__Data in this exercise__:
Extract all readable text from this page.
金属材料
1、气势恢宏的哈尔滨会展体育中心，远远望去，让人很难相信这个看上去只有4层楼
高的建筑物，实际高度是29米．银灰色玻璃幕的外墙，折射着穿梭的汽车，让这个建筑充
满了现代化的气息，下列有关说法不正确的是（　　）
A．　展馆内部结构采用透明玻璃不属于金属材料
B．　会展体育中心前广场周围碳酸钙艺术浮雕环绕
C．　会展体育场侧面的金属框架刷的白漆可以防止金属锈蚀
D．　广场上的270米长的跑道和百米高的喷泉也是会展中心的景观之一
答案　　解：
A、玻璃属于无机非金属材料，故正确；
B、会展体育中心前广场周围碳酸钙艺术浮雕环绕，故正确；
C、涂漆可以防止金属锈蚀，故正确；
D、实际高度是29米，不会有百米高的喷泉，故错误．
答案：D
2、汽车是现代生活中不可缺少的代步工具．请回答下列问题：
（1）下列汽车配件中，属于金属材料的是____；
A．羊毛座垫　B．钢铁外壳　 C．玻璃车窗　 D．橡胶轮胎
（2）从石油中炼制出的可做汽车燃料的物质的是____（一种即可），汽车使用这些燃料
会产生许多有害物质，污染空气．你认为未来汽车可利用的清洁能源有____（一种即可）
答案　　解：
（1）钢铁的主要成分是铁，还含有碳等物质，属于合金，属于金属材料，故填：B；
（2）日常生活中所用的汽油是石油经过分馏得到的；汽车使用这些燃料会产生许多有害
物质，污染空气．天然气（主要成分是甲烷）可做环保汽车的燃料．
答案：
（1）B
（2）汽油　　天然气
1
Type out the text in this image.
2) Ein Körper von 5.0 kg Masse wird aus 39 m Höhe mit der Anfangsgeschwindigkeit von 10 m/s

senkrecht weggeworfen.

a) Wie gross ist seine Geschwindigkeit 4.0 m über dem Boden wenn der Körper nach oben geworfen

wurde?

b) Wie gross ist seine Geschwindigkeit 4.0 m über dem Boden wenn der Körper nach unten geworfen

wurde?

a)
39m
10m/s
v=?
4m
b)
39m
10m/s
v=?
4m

__To be done__:
Each line of the material must be restated exactly.

__Right answer__:
Extract all readable text from this page.
金属材料
1、气势恢宏的哈尔滨会展体育中心，远远望去，让人很难相信这个看上去只有4层楼
高的建筑物，实际高度是29米．银灰色玻璃幕的外墙，折射着穿梭的汽车，让这个建筑充
满了现代化的气息，下列有关说法不正确的是（　　）
A．　展馆内部结构采用透明玻璃不属于金属材料
B．　会展体育中心前广场周围碳酸钙艺术浮雕环绕
C．　会展体育场侧面的金属框架刷的白漆可以防止金属锈蚀
D．　广场上的270米长的跑道和百米高的喷泉也是会展中心的景观之一
答案　　解：
A、玻璃属于无机非金属材料，故正确；
B、会展体育中心前广场周围碳酸钙艺术浮雕环绕，故正确；
C、涂漆可以防止金属锈蚀，故正确；
D、实际高度是29米，不会有百米高的喷泉，故错误．
答案：D
2、汽车是现代生活中不可缺少的代步工具．请回答下列问题：
（1）下列汽车配件中，属于金属材料的是____；
A．羊毛座垫　B．钢铁外壳　 C．玻璃车窗　 D．橡胶轮胎
（2）从石油中炼制出的可做汽车燃料的物质的是____（一种即可），汽车使用这些燃料
会产生许多有害物质，污染空气．你认为未来汽车可利用的清洁能源有____（一种即可）
答案　　解：
（1）钢铁的主要成分是铁，还含有碳等物质，属于合金，属于金属材料，故填：B；
（2）日常生活中所用的汽油是石油经过分馏得到的；汽车使用这些燃料会产生许多有害
物质，污染空气．天然气（主要成分是甲烷）可做环保汽车的燃料．
答案：
（1）B
（2）汽油　　天然气
1
Type out the text in this image.
2) Ein Körper von 5.0 kg Masse wird aus 39 m Höhe mit der Anfangsgeschwindigkeit von 10 m/s

senkrecht weggeworfen.

a) Wie gross ist seine Geschwindigkeit 4.0 m über dem Boden wenn der Körper nach oben geworfen

wurde?

b) Wie gross ist seine Geschwindigkeit 4.0 m über dem Boden wenn der Körper nach unten geworfen

wurde?

a)
39m
10m/s
v=?
4m
b)
39m
10m/s
v=?
4m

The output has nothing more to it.